**Problem:**
In the records that follow, show each line where the word "detection" is present.
>> BEGIN Given records
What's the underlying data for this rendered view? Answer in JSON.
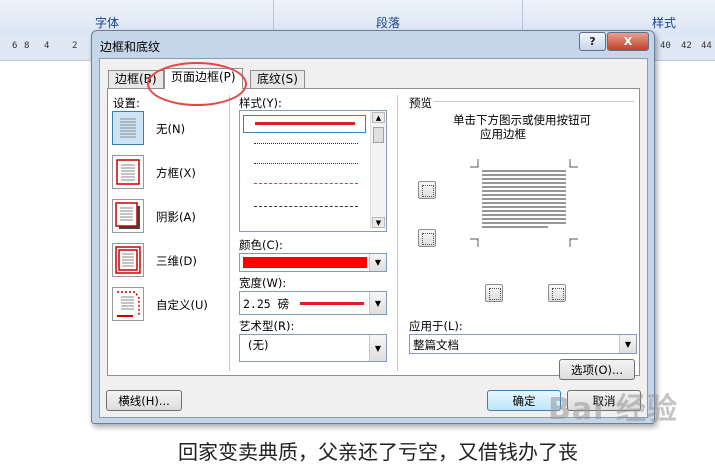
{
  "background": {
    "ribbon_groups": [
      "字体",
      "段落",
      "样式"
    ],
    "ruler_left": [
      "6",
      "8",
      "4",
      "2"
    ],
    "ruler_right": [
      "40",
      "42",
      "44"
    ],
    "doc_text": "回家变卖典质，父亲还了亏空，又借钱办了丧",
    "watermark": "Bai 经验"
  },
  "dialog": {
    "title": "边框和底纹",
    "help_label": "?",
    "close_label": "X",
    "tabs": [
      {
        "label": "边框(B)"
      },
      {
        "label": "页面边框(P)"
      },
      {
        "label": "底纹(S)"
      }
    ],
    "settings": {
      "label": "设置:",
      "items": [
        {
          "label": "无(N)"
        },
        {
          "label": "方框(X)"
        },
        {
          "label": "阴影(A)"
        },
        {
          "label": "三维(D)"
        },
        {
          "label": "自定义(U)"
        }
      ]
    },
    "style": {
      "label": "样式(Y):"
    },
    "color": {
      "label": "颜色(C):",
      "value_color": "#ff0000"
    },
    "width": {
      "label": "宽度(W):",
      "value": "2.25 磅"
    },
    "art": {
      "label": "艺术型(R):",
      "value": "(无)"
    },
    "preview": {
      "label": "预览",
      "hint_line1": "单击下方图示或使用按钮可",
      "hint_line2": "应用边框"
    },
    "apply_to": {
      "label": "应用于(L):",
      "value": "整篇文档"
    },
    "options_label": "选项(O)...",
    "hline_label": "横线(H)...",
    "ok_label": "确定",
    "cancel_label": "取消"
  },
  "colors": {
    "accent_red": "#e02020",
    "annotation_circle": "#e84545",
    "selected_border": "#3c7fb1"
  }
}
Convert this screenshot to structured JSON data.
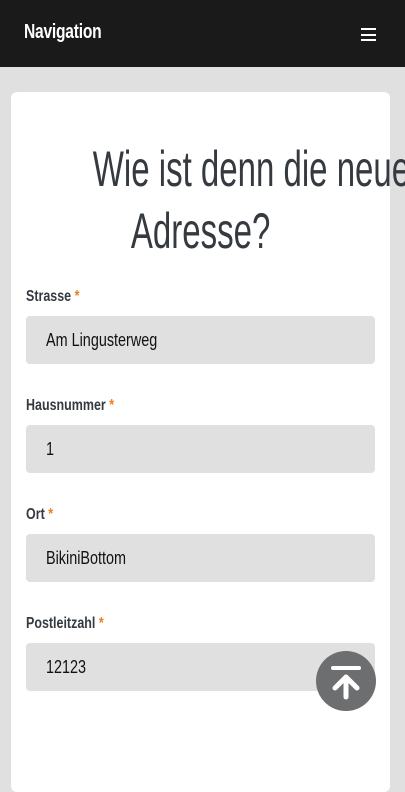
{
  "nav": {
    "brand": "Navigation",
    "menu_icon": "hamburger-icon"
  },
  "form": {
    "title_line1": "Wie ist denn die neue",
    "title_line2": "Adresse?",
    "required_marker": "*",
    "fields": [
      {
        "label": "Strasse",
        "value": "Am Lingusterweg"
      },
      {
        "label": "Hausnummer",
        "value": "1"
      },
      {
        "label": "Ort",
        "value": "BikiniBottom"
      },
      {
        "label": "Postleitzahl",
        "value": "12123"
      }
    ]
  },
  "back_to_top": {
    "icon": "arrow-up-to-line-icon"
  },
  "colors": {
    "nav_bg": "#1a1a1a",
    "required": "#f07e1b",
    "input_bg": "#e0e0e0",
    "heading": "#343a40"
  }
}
>> END Given records
>> BEGIN Given records
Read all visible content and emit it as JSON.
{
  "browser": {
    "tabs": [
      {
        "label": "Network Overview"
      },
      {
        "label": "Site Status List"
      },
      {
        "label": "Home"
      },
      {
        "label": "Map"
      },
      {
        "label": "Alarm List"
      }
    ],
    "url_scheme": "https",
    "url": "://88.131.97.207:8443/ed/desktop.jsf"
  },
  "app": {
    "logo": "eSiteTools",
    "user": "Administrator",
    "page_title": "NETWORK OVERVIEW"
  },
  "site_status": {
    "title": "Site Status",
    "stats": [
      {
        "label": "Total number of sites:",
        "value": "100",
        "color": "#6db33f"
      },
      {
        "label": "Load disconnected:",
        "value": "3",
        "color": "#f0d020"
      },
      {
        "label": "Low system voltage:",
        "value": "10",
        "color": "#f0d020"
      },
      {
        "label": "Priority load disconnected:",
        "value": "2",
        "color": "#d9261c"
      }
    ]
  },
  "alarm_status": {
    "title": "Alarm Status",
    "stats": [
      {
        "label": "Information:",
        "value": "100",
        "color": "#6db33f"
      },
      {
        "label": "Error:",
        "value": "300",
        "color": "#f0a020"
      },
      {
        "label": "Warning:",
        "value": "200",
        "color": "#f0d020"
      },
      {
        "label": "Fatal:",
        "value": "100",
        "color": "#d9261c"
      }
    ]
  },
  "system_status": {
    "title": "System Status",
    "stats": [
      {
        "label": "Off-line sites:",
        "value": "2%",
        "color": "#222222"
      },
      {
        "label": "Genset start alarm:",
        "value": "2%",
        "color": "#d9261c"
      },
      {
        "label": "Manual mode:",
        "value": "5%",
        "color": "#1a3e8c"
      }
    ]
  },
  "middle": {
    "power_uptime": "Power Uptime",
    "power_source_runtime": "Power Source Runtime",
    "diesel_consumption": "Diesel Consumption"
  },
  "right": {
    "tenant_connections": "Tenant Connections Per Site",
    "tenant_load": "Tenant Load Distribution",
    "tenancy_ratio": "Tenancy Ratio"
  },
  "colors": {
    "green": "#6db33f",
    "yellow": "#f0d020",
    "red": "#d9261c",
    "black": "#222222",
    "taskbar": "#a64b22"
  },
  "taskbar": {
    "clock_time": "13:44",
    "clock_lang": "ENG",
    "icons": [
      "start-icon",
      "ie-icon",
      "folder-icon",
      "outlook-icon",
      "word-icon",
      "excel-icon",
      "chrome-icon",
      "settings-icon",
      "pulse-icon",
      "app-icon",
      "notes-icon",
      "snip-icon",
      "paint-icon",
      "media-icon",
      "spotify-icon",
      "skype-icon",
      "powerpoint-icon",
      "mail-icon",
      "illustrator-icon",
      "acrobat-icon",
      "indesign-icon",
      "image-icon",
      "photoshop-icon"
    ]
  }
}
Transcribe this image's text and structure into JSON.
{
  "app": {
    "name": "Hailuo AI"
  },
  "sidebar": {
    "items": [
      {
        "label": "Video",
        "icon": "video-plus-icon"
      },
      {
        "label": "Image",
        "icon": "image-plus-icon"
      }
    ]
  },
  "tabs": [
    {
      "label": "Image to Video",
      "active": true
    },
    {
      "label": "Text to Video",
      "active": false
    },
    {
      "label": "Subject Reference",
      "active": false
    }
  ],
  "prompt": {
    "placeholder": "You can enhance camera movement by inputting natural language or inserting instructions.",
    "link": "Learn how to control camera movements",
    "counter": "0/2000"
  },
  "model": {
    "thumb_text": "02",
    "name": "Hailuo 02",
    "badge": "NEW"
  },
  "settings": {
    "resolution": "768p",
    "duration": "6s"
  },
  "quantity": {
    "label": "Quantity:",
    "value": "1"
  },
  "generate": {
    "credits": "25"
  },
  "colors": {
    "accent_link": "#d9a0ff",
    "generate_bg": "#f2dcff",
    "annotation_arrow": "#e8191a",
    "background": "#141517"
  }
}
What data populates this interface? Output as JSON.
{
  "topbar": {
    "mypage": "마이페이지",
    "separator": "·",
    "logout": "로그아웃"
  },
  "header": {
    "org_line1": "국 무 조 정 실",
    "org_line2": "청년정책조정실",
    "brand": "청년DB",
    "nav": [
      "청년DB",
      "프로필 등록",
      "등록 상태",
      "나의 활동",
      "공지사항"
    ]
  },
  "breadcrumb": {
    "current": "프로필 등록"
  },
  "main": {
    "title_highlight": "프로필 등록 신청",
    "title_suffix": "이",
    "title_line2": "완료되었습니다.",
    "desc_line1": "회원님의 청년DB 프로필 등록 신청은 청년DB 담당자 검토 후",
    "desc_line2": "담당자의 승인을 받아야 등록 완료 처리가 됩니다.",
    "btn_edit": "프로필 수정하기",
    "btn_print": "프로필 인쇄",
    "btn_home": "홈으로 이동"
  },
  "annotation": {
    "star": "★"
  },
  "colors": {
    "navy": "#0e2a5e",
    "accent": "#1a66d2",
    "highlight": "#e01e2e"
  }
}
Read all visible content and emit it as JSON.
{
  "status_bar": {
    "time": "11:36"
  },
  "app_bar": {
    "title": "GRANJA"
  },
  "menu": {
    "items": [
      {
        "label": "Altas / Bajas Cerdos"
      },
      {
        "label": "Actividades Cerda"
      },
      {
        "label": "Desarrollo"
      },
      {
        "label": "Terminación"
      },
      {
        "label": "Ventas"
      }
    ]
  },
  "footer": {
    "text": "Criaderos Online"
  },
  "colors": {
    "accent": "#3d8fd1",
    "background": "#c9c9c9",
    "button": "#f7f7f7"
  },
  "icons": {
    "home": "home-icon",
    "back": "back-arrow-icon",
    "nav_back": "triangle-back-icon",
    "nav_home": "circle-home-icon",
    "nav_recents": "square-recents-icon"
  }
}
>> END Given records
>> BEGIN Given records
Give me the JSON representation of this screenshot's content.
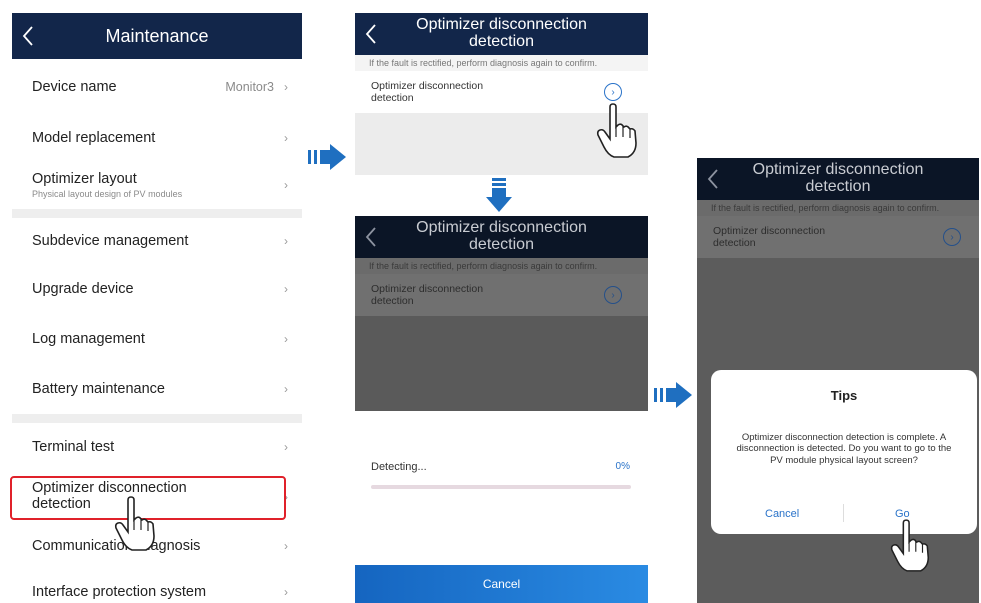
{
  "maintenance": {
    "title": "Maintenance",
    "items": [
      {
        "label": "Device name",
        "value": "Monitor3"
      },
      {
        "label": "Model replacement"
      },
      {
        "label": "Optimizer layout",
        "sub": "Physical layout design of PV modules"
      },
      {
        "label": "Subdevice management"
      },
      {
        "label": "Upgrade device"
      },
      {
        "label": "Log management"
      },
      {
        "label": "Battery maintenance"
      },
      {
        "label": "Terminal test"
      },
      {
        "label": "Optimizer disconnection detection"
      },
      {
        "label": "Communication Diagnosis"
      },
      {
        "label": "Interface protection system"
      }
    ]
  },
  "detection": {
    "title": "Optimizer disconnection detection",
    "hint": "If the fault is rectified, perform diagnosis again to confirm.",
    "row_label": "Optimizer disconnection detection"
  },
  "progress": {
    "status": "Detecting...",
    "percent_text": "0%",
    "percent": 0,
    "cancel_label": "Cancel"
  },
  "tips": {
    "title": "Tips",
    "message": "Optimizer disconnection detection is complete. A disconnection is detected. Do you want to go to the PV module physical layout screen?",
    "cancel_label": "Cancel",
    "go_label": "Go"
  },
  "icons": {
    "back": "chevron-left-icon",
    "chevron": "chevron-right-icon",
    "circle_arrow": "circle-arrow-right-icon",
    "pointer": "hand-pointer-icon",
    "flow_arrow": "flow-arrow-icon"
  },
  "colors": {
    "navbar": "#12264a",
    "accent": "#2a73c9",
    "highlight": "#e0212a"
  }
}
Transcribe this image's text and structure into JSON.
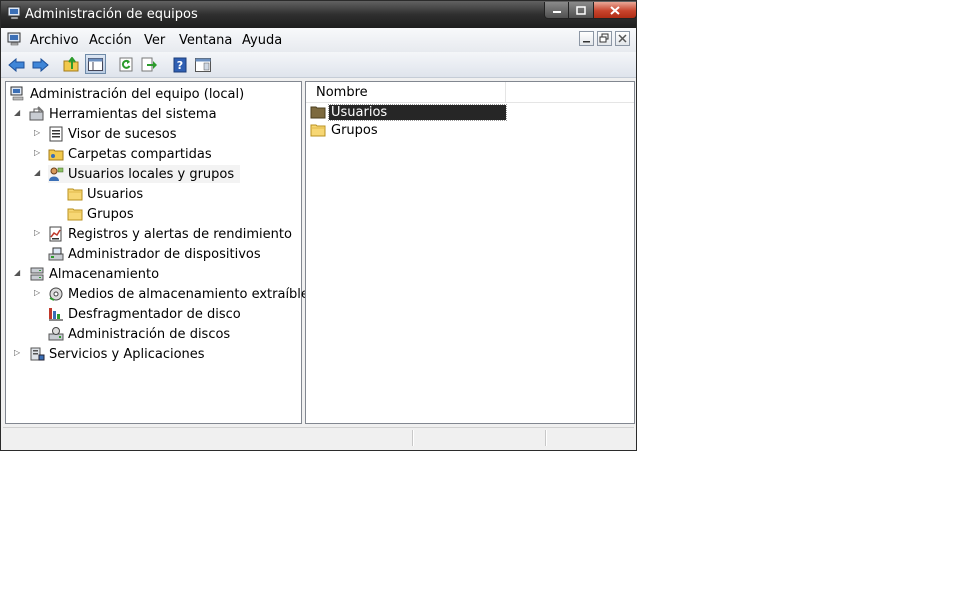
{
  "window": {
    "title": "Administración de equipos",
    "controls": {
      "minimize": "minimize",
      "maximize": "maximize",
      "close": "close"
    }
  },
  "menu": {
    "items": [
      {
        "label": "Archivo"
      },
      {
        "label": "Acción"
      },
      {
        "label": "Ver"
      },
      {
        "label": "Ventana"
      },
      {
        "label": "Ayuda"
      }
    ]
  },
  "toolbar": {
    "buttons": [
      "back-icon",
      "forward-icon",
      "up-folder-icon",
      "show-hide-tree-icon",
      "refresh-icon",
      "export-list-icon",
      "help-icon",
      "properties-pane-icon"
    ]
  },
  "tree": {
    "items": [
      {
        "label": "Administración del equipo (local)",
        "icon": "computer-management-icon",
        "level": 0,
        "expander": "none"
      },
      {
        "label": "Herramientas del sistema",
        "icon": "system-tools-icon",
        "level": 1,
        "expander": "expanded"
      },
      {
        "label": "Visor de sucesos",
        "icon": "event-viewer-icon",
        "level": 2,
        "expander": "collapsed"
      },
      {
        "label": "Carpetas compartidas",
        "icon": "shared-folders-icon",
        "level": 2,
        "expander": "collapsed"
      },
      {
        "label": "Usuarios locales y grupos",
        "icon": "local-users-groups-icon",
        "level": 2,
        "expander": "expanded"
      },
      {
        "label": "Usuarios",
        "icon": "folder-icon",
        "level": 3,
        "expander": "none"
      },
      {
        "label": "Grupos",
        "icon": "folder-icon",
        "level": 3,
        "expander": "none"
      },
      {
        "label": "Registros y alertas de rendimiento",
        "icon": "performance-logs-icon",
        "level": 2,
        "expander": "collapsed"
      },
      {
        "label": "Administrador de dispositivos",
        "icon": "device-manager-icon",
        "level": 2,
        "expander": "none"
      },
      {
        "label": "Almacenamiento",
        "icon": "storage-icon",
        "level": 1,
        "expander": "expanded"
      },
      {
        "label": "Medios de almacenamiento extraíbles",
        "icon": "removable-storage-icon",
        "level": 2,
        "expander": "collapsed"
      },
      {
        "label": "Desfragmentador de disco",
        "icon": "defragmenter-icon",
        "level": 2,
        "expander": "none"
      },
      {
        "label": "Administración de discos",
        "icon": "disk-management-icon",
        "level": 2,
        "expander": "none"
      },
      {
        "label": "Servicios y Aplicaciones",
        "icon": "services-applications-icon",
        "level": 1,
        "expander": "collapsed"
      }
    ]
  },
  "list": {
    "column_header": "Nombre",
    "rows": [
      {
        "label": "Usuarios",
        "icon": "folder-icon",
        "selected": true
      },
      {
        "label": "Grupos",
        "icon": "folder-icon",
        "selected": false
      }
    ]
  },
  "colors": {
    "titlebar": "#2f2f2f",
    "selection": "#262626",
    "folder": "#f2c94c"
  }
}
>> END Given records
**Response below:**
        "label": "Optimizer disconnection detection"
  "detection": {
    "title": "Optimizer disconnection detection",
    "row_label": "Optimizer disconnection detection"
    "message": "Optimizer disconnection detection is complete. A disconnection is detected. Do you want to go to the PV module physical layout screen?",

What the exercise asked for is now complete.